Set task - Copy out all lines that hold "tiveram".
********************
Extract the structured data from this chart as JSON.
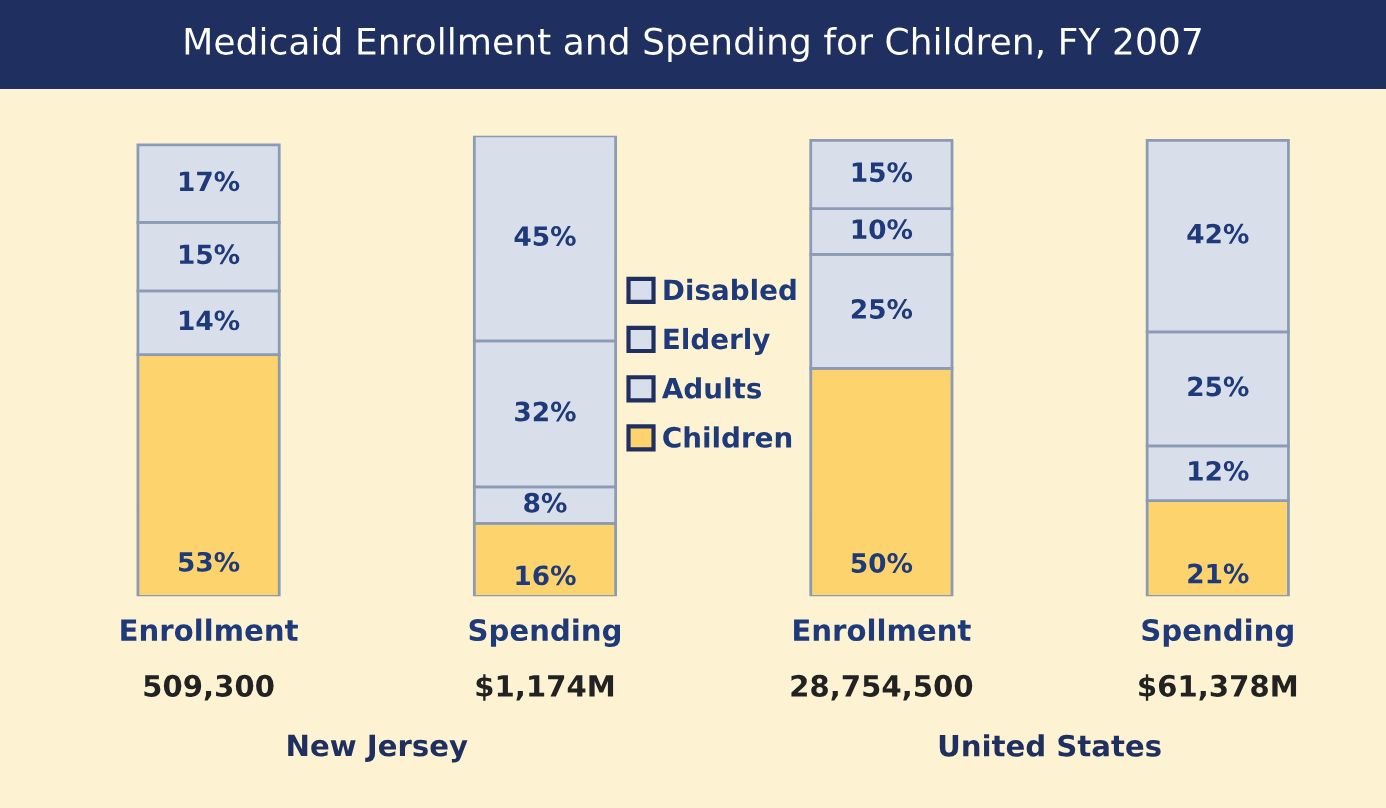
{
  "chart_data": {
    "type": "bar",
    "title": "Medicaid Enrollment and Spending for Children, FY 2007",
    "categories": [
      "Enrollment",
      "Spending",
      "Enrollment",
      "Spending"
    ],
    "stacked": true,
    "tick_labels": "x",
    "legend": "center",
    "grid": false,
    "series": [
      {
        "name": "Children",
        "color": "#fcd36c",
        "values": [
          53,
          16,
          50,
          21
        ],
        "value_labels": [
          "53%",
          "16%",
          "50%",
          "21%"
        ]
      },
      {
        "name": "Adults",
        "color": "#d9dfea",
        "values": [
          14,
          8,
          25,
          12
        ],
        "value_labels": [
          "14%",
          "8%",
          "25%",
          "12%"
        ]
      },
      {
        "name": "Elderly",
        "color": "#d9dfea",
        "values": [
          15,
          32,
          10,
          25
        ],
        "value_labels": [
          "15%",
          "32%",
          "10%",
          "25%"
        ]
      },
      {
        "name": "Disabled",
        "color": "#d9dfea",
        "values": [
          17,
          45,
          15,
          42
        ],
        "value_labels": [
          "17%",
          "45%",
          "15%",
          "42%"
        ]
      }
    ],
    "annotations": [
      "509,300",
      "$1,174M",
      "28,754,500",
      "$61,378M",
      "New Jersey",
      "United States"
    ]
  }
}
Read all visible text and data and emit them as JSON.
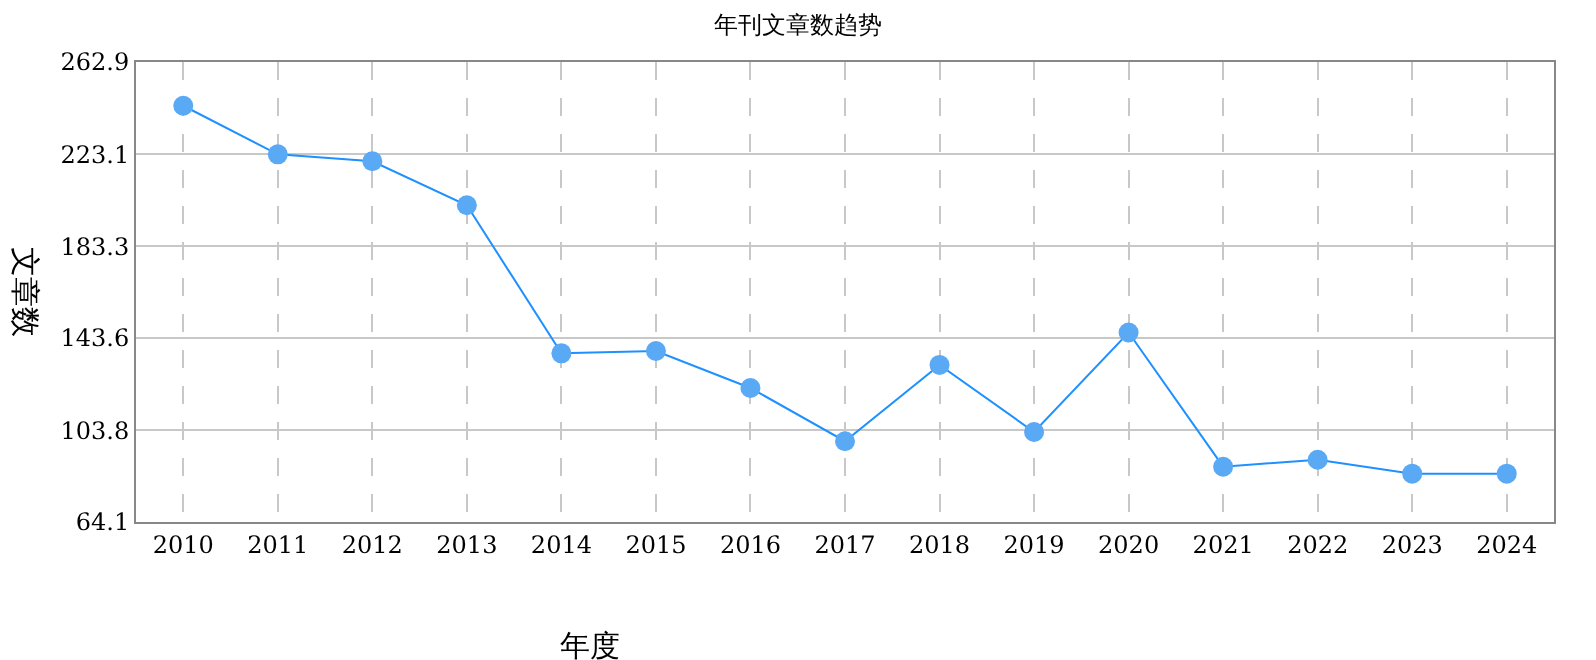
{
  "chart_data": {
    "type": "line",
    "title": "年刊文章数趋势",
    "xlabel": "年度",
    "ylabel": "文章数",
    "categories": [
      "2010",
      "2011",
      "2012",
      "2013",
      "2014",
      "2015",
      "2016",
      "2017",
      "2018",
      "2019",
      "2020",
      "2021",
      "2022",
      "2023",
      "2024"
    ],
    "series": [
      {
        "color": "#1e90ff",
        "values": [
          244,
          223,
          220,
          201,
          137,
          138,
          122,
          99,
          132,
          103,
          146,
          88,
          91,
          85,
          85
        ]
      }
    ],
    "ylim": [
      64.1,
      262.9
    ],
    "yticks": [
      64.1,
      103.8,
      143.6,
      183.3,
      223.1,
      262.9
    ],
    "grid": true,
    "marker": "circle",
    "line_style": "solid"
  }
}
********************
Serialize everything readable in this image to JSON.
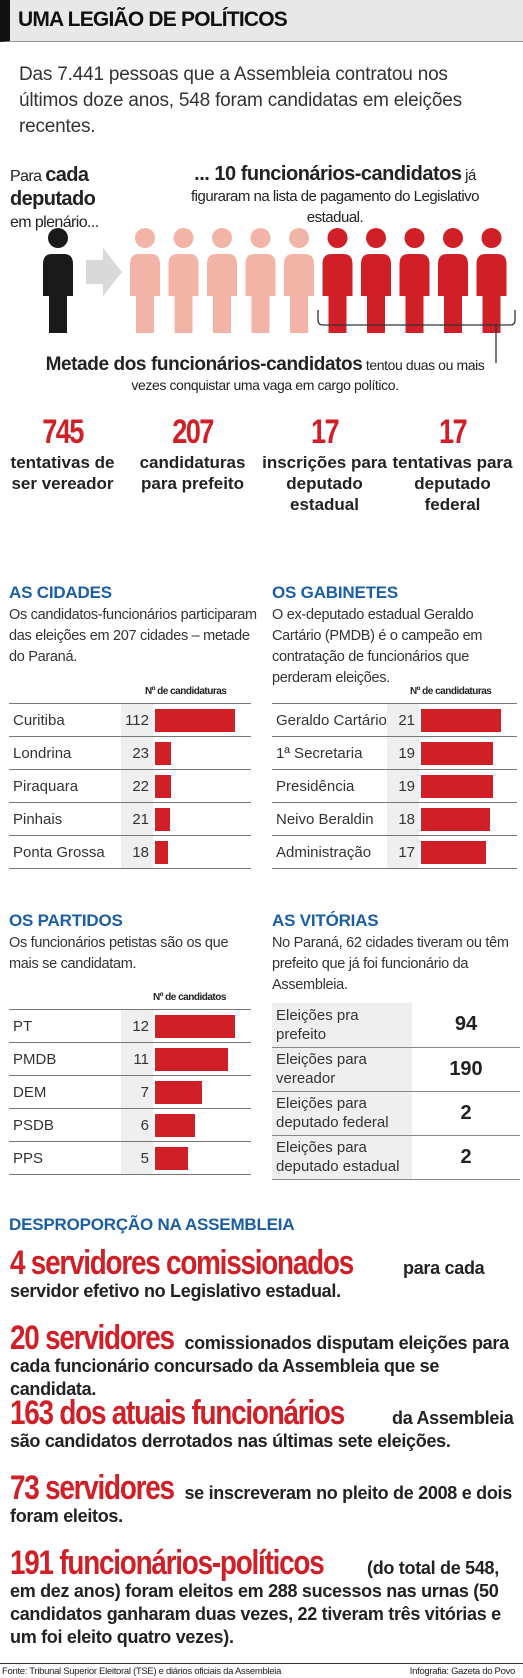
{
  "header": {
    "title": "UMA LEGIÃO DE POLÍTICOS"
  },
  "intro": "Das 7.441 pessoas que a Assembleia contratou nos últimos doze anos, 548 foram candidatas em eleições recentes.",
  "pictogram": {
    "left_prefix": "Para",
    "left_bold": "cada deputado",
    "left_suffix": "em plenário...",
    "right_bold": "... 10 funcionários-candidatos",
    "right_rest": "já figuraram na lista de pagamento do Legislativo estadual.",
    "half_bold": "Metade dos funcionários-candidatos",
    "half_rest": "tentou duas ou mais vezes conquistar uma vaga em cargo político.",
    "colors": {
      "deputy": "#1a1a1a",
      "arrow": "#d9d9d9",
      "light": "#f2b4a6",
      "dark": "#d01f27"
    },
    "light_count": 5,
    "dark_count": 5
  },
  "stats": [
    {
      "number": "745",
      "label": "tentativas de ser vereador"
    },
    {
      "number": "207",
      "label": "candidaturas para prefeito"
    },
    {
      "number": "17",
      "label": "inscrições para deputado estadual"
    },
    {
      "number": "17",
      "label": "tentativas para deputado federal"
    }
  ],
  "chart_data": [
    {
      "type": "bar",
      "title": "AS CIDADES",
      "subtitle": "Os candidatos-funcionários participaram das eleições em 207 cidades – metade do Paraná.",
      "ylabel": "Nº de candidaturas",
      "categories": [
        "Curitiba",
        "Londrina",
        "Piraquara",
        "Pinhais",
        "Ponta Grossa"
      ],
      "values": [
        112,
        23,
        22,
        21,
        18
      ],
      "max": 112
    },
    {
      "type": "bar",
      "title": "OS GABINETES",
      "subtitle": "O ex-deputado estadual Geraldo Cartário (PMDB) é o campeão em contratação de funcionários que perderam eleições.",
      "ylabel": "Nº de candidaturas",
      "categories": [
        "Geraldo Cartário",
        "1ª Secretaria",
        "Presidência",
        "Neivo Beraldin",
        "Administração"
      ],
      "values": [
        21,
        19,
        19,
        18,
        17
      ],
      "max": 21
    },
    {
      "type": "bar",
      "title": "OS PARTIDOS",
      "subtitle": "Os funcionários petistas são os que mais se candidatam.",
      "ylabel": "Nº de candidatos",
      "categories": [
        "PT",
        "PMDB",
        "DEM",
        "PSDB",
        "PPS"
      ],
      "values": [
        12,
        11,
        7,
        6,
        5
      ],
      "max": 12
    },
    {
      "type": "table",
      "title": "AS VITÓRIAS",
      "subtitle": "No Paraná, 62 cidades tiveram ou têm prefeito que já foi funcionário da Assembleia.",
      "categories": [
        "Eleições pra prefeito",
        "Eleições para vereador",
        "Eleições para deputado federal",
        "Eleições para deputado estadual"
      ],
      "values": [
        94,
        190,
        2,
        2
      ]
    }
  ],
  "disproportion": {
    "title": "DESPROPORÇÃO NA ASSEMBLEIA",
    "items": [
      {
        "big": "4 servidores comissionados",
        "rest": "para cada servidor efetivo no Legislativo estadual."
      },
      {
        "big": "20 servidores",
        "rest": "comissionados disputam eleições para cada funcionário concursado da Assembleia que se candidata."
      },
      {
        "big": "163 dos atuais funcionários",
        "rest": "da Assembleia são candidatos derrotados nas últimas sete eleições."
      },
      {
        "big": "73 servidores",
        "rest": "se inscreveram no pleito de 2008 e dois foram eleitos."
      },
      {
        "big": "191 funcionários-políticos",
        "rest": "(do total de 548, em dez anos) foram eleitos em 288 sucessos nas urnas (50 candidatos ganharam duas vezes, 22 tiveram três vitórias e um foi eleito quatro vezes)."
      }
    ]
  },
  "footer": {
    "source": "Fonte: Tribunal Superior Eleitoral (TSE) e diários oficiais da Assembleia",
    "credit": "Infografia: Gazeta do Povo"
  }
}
********************
Final result -
      "subtitle": "No Paraná, 62 cidades tiveram ou têm prefeito que já foi funcionário da Assembleia.",
        "rest": "(do total de 548, em dez anos) foram eleitos em 288 sucessos nas urnas (50 candidatos ganharam duas vezes, 22 tiveram três vitórias e um foi eleito quatro vezes)."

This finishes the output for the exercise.